Data records:
** begin **

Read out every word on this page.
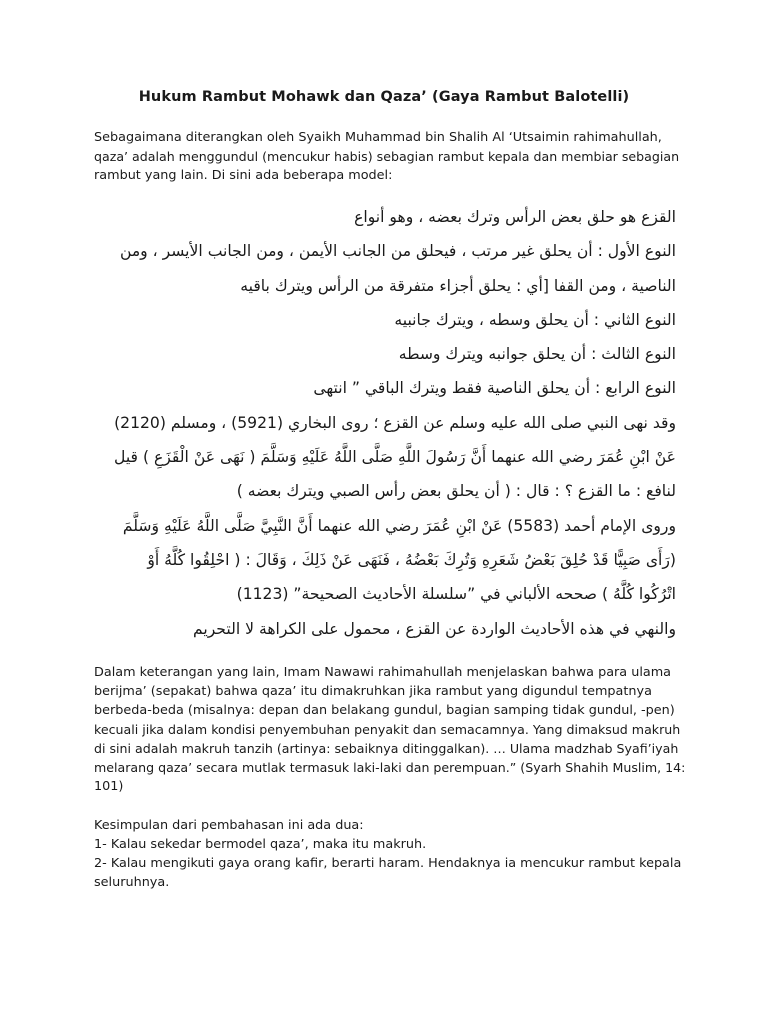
Hukum Rambut Mohawk dan Qaza’ (Gaya Rambut Balotelli)

Sebagaimana diterangkan oleh Syaikh Muhammad bin Shalih Al ‘Utsaimin rahimahullah,

qaza’ adalah menggundul (mencukur habis) sebagian rambut kepala dan membiar sebagian

rambut yang lain. Di sini ada beberapa model:

القزع هو حلق بعض الرأس وترك بعضه ، وهو أنواع
النوع الأول : أن يحلق غير مرتب ، فيحلق من الجانب الأيمن ، ومن الجانب الأيسر ، ومن
الناصية ، ومن القفا [أي : يحلق أجزاء متفرقة من الرأس ويترك باقيه
النوع الثاني : أن يحلق وسطه ، ويترك جانبيه
النوع الثالث : أن يحلق جوانبه ويترك وسطه
النوع الرابع : أن يحلق الناصية فقط ويترك الباقي ” انتهى
وقد نهى النبي صلى الله عليه وسلم عن القزع ؛ روى البخاري (5921) ، ومسلم (2120)
عَنْ ابْنِ عُمَرَ رضي الله عنهما أَنَّ رَسُولَ اللَّهِ صَلَّى اللَّهُ عَلَيْهِ وَسَلَّمَ ( نَهَى عَنْ الْقَزَعِ ) قيل
لنافع : ما القزع ؟ : قال : ( أن يحلق بعض رأس الصبي ويترك بعضه )
وروى الإمام أحمد (5583) عَنْ ابْنِ عُمَرَ رضي الله عنهما أَنَّ النَّبِيَّ صَلَّى اللَّهُ عَلَيْهِ وَسَلَّمَ
(رَأَى صَبِيًّا قَدْ حُلِقَ بَعْضُ شَعَرِهِ وَتُرِكَ بَعْضُهُ ، فَنَهَى عَنْ ذَلِكَ ، وَقَالَ : ( احْلِقُوا كُلَّهُ أَوْ
اتْرُكُوا كُلَّهُ ) صححه الألباني في ”سلسلة الأحاديث الصحيحة” (1123)
والنهي في هذه الأحاديث الواردة عن القزع ، محمول على الكراهة لا التحريم

Dalam keterangan yang lain, Imam Nawawi rahimahullah menjelaskan bahwa para ulama

berijma’ (sepakat) bahwa qaza’ itu dimakruhkan jika rambut yang digundul tempatnya

berbeda-beda (misalnya: depan dan belakang gundul, bagian samping tidak gundul, -pen)

kecuali jika dalam kondisi penyembuhan penyakit dan semacamnya. Yang dimaksud makruh

di sini adalah makruh tanzih (artinya: sebaiknya ditinggalkan). … Ulama madzhab Syafi’iyah

melarang qaza’ secara mutlak termasuk laki-laki dan perempuan.” (Syarh Shahih Muslim, 14:

101)

Kesimpulan dari pembahasan ini ada dua:

1- Kalau sekedar bermodel qaza’, maka itu makruh.

2- Kalau mengikuti gaya orang kafir, berarti haram. Hendaknya ia mencukur rambut kepala

seluruhnya.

** end **

## WHAT IS REQUIRED:
Set each line of the records down exactly, leaving every picture out.

## OUTPUT BELOW:
Read out every word on this page.
Hukum Rambut Mohawk dan Qaza’ (Gaya Rambut Balotelli)

Sebagaimana diterangkan oleh Syaikh Muhammad bin Shalih Al ‘Utsaimin rahimahullah,

qaza’ adalah menggundul (mencukur habis) sebagian rambut kepala dan membiar sebagian

rambut yang lain. Di sini ada beberapa model:

القزع هو حلق بعض الرأس وترك بعضه ، وهو أنواع
النوع الأول : أن يحلق غير مرتب ، فيحلق من الجانب الأيمن ، ومن الجانب الأيسر ، ومن
الناصية ، ومن القفا [أي : يحلق أجزاء متفرقة من الرأس ويترك باقيه
النوع الثاني : أن يحلق وسطه ، ويترك جانبيه
النوع الثالث : أن يحلق جوانبه ويترك وسطه
النوع الرابع : أن يحلق الناصية فقط ويترك الباقي ” انتهى
وقد نهى النبي صلى الله عليه وسلم عن القزع ؛ روى البخاري (5921) ، ومسلم (2120)
عَنْ ابْنِ عُمَرَ رضي الله عنهما أَنَّ رَسُولَ اللَّهِ صَلَّى اللَّهُ عَلَيْهِ وَسَلَّمَ ( نَهَى عَنْ الْقَزَعِ ) قيل
لنافع : ما القزع ؟ : قال : ( أن يحلق بعض رأس الصبي ويترك بعضه )
وروى الإمام أحمد (5583) عَنْ ابْنِ عُمَرَ رضي الله عنهما أَنَّ النَّبِيَّ صَلَّى اللَّهُ عَلَيْهِ وَسَلَّمَ
(رَأَى صَبِيًّا قَدْ حُلِقَ بَعْضُ شَعَرِهِ وَتُرِكَ بَعْضُهُ ، فَنَهَى عَنْ ذَلِكَ ، وَقَالَ : ( احْلِقُوا كُلَّهُ أَوْ
اتْرُكُوا كُلَّهُ ) صححه الألباني في ”سلسلة الأحاديث الصحيحة” (1123)
والنهي في هذه الأحاديث الواردة عن القزع ، محمول على الكراهة لا التحريم

Dalam keterangan yang lain, Imam Nawawi rahimahullah menjelaskan bahwa para ulama

berijma’ (sepakat) bahwa qaza’ itu dimakruhkan jika rambut yang digundul tempatnya

berbeda-beda (misalnya: depan dan belakang gundul, bagian samping tidak gundul, -pen)

kecuali jika dalam kondisi penyembuhan penyakit dan semacamnya. Yang dimaksud makruh

di sini adalah makruh tanzih (artinya: sebaiknya ditinggalkan). … Ulama madzhab Syafi’iyah

melarang qaza’ secara mutlak termasuk laki-laki dan perempuan.” (Syarh Shahih Muslim, 14:

101)

Kesimpulan dari pembahasan ini ada dua:

1- Kalau sekedar bermodel qaza’, maka itu makruh.

2- Kalau mengikuti gaya orang kafir, berarti haram. Hendaknya ia mencukur rambut kepala

seluruhnya.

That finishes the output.